Instructions for the task — Every record must be written out once more, with nothing added or omitted.

Dataset —

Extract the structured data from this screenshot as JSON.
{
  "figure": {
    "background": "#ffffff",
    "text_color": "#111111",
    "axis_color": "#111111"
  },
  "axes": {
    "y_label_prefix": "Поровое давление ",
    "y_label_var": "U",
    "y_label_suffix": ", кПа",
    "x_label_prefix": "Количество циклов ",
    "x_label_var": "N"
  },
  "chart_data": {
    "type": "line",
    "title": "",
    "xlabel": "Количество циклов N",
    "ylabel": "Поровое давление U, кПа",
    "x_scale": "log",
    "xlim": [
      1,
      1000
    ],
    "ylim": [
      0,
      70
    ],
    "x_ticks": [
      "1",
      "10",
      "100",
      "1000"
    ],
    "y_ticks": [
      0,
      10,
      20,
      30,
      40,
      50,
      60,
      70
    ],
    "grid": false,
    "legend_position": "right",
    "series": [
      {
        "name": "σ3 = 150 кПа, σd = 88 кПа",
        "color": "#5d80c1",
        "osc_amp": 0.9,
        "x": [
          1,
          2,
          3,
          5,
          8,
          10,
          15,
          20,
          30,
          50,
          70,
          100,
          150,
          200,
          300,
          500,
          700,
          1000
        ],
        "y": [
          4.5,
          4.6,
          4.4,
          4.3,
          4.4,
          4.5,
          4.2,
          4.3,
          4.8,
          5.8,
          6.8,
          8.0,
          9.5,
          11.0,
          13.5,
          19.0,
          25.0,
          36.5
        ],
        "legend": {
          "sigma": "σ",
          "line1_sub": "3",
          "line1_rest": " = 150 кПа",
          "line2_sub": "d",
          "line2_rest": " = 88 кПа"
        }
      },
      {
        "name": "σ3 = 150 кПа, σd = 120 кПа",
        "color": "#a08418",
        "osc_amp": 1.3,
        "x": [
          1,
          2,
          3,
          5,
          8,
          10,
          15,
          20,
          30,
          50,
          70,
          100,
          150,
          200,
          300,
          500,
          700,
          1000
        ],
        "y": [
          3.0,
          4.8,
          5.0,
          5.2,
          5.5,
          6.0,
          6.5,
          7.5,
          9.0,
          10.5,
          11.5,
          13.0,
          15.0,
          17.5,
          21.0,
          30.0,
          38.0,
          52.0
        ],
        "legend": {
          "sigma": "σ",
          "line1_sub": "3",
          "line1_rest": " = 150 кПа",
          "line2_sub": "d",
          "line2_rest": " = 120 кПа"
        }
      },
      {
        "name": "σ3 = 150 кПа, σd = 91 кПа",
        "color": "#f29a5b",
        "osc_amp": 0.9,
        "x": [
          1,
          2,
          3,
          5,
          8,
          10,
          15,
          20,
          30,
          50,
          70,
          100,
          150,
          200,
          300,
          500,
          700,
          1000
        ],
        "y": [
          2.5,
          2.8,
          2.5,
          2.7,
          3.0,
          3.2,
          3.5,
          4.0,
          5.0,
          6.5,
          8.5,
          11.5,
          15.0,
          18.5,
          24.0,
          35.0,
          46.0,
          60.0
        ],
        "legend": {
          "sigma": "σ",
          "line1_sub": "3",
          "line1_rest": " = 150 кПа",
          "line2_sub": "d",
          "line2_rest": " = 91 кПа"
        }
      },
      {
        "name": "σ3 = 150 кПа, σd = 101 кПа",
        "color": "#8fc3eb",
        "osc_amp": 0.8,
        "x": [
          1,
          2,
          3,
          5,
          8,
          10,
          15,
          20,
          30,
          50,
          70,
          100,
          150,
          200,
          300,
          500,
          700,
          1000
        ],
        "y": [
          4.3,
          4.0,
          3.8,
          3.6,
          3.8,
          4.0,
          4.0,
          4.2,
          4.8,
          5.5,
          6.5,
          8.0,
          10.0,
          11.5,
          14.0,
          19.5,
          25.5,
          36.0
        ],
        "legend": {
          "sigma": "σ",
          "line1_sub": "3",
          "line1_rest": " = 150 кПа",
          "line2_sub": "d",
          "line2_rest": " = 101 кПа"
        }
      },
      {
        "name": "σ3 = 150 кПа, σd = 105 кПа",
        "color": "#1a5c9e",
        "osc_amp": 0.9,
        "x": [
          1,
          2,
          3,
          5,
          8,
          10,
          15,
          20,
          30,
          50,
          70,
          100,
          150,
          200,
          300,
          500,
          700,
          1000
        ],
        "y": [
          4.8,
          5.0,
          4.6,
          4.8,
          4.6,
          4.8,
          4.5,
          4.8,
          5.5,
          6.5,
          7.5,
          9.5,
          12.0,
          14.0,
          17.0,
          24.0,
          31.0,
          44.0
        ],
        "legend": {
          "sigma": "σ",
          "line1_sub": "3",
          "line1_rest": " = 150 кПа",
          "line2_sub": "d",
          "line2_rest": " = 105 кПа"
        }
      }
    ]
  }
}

Task response —
Extract the structured data from this screenshot as JSON.
{
  "figure": {
    "background": "#ffffff",
    "text_color": "#111111",
    "axis_color": "#111111"
  },
  "axes": {
    "y_label_prefix": "Поровое давление ",
    "y_label_var": "U",
    "y_label_suffix": ", кПа",
    "x_label_prefix": "Количество циклов ",
    "x_label_var": "N"
  },
  "chart_data": {
    "type": "line",
    "title": "",
    "xlabel": "Количество циклов N",
    "ylabel": "Поровое давление U, кПа",
    "x_scale": "log",
    "xlim": [
      1,
      1000
    ],
    "ylim": [
      0,
      70
    ],
    "x_ticks": [
      "1",
      "10",
      "100",
      "1000"
    ],
    "y_ticks": [
      0,
      10,
      20,
      30,
      40,
      50,
      60,
      70
    ],
    "grid": false,
    "legend_position": "right",
    "series": [
      {
        "name": "σ3 = 150 кПа, σd = 88 кПа",
        "color": "#5d80c1",
        "osc_amp": 0.9,
        "x": [
          1,
          2,
          3,
          5,
          8,
          10,
          15,
          20,
          30,
          50,
          70,
          100,
          150,
          200,
          300,
          500,
          700,
          1000
        ],
        "y": [
          4.5,
          4.6,
          4.4,
          4.3,
          4.4,
          4.5,
          4.2,
          4.3,
          4.8,
          5.8,
          6.8,
          8.0,
          9.5,
          11.0,
          13.5,
          19.0,
          25.0,
          36.5
        ],
        "legend": {
          "sigma": "σ",
          "line1_sub": "3",
          "line1_rest": " = 150 кПа",
          "line2_sub": "d",
          "line2_rest": " = 88 кПа"
        }
      },
      {
        "name": "σ3 = 150 кПа, σd = 120 кПа",
        "color": "#a08418",
        "osc_amp": 1.3,
        "x": [
          1,
          2,
          3,
          5,
          8,
          10,
          15,
          20,
          30,
          50,
          70,
          100,
          150,
          200,
          300,
          500,
          700,
          1000
        ],
        "y": [
          3.0,
          4.8,
          5.0,
          5.2,
          5.5,
          6.0,
          6.5,
          7.5,
          9.0,
          10.5,
          11.5,
          13.0,
          15.0,
          17.5,
          21.0,
          30.0,
          38.0,
          52.0
        ],
        "legend": {
          "sigma": "σ",
          "line1_sub": "3",
          "line1_rest": " = 150 кПа",
          "line2_sub": "d",
          "line2_rest": " = 120 кПа"
        }
      },
      {
        "name": "σ3 = 150 кПа, σd = 91 кПа",
        "color": "#f29a5b",
        "osc_amp": 0.9,
        "x": [
          1,
          2,
          3,
          5,
          8,
          10,
          15,
          20,
          30,
          50,
          70,
          100,
          150,
          200,
          300,
          500,
          700,
          1000
        ],
        "y": [
          2.5,
          2.8,
          2.5,
          2.7,
          3.0,
          3.2,
          3.5,
          4.0,
          5.0,
          6.5,
          8.5,
          11.5,
          15.0,
          18.5,
          24.0,
          35.0,
          46.0,
          60.0
        ],
        "legend": {
          "sigma": "σ",
          "line1_sub": "3",
          "line1_rest": " = 150 кПа",
          "line2_sub": "d",
          "line2_rest": " = 91 кПа"
        }
      },
      {
        "name": "σ3 = 150 кПа, σd = 101 кПа",
        "color": "#8fc3eb",
        "osc_amp": 0.8,
        "x": [
          1,
          2,
          3,
          5,
          8,
          10,
          15,
          20,
          30,
          50,
          70,
          100,
          150,
          200,
          300,
          500,
          700,
          1000
        ],
        "y": [
          4.3,
          4.0,
          3.8,
          3.6,
          3.8,
          4.0,
          4.0,
          4.2,
          4.8,
          5.5,
          6.5,
          8.0,
          10.0,
          11.5,
          14.0,
          19.5,
          25.5,
          36.0
        ],
        "legend": {
          "sigma": "σ",
          "line1_sub": "3",
          "line1_rest": " = 150 кПа",
          "line2_sub": "d",
          "line2_rest": " = 101 кПа"
        }
      },
      {
        "name": "σ3 = 150 кПа, σd = 105 кПа",
        "color": "#1a5c9e",
        "osc_amp": 0.9,
        "x": [
          1,
          2,
          3,
          5,
          8,
          10,
          15,
          20,
          30,
          50,
          70,
          100,
          150,
          200,
          300,
          500,
          700,
          1000
        ],
        "y": [
          4.8,
          5.0,
          4.6,
          4.8,
          4.6,
          4.8,
          4.5,
          4.8,
          5.5,
          6.5,
          7.5,
          9.5,
          12.0,
          14.0,
          17.0,
          24.0,
          31.0,
          44.0
        ],
        "legend": {
          "sigma": "σ",
          "line1_sub": "3",
          "line1_rest": " = 150 кПа",
          "line2_sub": "d",
          "line2_rest": " = 105 кПа"
        }
      }
    ]
  }
}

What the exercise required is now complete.